Each line containing the word "Open" must be reported.

Collected data
• • • • •

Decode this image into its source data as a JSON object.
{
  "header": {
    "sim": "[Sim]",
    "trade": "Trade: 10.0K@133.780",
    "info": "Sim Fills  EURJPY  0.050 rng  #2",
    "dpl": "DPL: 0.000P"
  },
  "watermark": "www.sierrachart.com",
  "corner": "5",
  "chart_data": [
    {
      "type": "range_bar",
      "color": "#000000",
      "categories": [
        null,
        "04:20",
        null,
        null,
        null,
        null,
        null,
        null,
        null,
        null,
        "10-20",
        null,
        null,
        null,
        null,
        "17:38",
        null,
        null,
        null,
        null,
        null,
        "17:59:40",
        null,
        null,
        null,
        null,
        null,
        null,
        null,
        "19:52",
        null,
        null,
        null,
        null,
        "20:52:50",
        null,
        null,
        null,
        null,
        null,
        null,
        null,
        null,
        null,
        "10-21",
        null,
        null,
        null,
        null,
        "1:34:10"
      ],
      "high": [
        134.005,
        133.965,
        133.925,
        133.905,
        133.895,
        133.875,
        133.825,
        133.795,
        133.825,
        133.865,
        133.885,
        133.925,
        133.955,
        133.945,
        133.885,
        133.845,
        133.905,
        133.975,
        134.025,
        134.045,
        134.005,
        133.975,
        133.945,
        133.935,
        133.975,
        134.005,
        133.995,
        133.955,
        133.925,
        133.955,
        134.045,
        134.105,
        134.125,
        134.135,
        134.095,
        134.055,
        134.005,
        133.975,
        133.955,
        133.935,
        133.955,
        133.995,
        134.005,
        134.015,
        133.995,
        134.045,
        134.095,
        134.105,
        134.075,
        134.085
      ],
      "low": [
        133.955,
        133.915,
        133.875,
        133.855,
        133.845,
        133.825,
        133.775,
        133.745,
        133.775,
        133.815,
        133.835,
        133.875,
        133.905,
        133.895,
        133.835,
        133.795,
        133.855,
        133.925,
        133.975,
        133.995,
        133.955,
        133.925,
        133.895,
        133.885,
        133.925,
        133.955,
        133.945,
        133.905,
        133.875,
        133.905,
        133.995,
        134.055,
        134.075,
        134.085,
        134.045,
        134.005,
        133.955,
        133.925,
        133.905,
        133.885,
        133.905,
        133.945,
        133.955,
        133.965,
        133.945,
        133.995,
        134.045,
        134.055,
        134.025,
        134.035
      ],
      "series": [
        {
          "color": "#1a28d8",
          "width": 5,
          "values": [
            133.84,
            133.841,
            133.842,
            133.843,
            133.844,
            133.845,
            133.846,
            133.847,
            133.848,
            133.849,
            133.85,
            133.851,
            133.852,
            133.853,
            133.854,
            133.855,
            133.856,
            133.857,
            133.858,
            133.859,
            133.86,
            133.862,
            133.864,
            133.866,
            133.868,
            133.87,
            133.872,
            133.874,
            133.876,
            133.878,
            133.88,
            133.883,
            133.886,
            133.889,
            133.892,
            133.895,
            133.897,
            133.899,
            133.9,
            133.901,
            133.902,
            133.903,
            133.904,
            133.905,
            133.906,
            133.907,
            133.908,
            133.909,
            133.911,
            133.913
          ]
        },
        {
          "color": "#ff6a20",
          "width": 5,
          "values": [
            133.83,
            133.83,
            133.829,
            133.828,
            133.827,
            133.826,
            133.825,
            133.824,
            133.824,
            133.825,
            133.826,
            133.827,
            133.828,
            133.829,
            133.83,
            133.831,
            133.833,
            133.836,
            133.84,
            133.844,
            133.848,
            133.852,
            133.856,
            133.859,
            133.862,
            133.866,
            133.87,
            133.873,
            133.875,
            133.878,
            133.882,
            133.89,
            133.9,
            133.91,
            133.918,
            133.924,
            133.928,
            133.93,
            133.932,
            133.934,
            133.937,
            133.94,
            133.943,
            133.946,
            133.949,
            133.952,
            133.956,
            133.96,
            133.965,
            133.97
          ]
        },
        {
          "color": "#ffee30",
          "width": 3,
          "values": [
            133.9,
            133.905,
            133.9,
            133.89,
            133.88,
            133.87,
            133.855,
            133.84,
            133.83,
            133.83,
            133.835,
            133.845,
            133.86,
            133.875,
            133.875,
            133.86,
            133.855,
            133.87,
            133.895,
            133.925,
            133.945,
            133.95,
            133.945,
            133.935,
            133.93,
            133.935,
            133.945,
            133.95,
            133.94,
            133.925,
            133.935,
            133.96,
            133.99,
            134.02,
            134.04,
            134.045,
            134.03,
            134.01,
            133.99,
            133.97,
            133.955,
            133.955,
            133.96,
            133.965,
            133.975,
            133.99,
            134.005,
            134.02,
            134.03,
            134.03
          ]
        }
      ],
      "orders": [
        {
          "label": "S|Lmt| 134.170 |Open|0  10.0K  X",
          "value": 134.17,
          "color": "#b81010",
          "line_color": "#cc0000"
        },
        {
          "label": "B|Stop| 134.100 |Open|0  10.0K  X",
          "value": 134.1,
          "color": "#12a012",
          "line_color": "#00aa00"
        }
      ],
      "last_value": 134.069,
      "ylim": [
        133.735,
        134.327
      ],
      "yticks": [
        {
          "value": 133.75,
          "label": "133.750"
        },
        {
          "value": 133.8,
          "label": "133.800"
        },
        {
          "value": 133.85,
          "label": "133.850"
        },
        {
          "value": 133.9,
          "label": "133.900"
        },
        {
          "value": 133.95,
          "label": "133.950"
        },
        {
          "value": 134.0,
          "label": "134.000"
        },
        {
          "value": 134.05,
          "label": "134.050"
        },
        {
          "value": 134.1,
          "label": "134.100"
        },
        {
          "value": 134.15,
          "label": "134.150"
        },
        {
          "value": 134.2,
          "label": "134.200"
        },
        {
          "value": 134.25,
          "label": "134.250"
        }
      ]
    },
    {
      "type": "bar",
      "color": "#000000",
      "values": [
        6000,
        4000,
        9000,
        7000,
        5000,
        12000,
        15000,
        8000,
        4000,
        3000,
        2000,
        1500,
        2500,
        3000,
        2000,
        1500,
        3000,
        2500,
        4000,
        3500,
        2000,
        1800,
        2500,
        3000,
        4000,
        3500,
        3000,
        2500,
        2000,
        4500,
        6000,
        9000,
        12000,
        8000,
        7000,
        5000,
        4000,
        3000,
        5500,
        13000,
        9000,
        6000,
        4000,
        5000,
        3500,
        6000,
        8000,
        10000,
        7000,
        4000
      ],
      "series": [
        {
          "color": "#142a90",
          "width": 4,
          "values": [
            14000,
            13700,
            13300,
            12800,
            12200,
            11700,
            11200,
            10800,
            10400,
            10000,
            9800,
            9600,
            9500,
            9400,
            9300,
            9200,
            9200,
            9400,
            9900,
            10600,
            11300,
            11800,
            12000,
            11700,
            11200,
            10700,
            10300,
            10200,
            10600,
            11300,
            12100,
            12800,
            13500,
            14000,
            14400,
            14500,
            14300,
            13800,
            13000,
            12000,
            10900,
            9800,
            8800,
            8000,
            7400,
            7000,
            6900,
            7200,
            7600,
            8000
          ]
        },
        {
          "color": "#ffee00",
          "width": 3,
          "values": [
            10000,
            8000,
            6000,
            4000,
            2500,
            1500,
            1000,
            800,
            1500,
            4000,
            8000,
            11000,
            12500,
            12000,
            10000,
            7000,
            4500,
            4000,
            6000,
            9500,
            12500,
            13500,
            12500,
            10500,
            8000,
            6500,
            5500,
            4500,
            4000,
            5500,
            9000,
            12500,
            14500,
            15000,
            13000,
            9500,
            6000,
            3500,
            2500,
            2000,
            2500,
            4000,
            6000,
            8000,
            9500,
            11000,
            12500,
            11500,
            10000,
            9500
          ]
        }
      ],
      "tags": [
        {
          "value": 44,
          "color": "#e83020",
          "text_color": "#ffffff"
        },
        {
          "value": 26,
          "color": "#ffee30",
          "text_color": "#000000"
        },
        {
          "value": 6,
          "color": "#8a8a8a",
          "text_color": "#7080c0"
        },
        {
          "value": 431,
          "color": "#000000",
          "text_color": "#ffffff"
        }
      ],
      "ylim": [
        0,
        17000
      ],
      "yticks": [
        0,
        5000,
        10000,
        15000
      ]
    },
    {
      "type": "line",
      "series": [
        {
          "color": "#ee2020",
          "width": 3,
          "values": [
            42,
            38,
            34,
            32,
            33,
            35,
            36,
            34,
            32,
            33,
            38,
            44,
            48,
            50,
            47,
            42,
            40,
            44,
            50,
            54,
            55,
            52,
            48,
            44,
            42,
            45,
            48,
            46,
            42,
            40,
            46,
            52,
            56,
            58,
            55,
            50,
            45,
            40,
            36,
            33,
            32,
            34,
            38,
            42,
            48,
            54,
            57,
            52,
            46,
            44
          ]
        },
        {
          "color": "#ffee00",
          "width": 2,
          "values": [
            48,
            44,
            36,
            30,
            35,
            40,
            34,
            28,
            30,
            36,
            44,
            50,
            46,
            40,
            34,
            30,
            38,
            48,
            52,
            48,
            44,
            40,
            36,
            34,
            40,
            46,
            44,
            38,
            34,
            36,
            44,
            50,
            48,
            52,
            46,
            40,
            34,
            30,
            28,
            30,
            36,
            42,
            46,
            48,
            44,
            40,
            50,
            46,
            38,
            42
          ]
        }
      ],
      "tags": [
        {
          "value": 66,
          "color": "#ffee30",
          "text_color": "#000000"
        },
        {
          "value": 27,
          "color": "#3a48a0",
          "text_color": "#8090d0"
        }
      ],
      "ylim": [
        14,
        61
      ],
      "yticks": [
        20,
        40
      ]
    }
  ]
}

• • • • •

### Result of the exercise
          "label": "S|Lmt| 134.170 |Open|0  10.0K  X",
          "label": "B|Stop| 134.100 |Open|0  10.0K  X",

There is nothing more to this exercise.